_To do_: Tally every line of the material that includes "incident", then give the tally and nothing else.

______

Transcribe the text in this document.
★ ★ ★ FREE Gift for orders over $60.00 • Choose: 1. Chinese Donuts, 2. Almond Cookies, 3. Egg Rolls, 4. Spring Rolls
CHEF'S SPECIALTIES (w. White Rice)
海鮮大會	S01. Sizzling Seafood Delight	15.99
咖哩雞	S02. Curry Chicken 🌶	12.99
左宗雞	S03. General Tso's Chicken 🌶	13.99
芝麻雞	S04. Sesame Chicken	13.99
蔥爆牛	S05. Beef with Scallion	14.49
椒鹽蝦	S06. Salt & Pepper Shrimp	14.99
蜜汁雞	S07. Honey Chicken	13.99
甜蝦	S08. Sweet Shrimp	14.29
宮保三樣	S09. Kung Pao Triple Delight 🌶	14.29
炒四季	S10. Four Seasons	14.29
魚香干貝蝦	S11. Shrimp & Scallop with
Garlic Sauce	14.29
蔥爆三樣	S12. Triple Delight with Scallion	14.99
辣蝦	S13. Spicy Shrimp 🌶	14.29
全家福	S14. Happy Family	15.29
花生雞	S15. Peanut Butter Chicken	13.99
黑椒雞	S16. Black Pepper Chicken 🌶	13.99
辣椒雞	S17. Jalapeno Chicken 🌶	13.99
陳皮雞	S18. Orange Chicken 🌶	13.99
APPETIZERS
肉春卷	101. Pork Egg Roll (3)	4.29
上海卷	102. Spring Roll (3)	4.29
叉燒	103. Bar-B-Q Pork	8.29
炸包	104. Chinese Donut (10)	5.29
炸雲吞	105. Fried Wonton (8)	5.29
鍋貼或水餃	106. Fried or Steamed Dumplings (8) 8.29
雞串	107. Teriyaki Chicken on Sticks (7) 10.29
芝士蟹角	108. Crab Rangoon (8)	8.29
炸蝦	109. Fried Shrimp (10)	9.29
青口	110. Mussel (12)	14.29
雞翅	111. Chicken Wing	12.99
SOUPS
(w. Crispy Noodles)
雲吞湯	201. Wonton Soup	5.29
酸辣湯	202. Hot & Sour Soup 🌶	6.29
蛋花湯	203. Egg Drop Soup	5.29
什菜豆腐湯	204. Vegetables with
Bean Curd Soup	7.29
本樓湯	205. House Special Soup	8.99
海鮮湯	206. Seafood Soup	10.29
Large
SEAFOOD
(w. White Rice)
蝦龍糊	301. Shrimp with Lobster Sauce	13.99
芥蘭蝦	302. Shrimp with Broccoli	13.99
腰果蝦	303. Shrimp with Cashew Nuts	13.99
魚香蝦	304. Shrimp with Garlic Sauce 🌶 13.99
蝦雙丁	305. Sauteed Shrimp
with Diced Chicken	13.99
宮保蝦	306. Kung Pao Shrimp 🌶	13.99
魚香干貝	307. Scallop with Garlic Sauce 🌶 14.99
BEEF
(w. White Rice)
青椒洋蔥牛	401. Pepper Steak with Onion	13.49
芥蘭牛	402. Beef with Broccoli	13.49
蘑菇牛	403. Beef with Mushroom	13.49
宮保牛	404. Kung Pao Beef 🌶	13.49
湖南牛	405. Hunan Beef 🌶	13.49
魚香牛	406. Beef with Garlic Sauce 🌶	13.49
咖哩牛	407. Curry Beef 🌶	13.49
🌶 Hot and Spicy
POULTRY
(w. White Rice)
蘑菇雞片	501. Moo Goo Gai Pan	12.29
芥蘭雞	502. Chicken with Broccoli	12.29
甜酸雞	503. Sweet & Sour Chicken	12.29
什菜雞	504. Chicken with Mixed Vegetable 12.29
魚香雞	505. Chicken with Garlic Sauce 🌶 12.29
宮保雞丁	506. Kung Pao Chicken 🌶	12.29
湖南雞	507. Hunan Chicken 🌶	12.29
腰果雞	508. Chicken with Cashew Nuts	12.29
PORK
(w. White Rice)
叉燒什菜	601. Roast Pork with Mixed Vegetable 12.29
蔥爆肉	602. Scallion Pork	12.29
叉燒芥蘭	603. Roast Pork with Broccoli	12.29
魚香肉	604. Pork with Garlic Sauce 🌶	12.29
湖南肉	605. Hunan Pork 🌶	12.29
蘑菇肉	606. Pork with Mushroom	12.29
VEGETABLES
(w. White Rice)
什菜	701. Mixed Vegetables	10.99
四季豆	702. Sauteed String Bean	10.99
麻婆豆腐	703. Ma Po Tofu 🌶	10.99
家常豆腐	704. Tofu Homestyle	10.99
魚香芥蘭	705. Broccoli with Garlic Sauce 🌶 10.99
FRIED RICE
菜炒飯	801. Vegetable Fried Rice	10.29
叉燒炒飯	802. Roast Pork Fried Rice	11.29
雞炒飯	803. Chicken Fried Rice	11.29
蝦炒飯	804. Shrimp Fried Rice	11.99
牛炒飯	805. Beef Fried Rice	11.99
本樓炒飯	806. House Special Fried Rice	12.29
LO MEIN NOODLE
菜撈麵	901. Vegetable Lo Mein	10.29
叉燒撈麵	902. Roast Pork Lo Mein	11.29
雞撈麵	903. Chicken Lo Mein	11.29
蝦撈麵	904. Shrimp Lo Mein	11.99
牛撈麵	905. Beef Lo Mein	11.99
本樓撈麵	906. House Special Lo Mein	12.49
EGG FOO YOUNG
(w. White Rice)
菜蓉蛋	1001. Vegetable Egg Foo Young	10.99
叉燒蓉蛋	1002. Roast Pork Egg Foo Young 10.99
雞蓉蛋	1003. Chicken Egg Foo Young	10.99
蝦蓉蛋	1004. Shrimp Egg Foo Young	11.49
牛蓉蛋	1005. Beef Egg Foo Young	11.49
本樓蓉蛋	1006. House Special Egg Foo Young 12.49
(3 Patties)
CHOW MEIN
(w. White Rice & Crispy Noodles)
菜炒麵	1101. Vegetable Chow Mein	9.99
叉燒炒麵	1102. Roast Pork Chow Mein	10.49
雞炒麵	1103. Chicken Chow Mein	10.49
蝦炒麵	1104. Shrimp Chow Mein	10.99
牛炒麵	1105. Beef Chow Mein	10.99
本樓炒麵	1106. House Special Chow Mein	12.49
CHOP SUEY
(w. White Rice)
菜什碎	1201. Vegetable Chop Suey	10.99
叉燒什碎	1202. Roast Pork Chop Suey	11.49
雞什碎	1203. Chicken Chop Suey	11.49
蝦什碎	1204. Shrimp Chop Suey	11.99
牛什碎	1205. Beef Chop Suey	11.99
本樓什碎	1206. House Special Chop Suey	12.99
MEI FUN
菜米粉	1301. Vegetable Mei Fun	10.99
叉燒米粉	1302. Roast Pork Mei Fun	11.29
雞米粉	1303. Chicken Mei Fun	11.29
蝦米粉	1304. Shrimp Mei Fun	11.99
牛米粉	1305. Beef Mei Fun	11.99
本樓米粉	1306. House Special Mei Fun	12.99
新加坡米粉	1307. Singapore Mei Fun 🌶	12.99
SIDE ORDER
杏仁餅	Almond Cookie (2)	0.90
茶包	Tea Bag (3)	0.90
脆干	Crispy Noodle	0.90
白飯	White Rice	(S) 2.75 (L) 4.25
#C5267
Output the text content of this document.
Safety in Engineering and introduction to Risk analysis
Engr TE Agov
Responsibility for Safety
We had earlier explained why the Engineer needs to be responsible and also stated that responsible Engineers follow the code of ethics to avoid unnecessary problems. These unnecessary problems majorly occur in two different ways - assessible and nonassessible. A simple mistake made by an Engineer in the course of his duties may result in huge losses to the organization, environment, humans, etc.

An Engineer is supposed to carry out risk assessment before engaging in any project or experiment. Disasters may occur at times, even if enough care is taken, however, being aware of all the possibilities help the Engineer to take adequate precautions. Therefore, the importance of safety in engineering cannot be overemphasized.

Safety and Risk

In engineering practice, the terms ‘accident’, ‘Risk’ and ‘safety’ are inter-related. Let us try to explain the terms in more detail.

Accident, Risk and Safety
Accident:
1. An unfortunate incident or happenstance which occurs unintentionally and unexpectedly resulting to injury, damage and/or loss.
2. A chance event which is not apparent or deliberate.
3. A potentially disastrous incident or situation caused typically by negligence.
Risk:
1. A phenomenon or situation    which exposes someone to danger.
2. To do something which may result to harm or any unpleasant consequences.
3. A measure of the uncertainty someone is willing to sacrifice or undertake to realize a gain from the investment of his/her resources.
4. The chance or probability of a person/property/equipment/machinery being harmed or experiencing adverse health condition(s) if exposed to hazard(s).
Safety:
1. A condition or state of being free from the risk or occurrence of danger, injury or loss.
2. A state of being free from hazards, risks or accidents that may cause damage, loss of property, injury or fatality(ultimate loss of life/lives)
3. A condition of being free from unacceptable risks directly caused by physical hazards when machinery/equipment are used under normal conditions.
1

______

_Answer to the task_: 2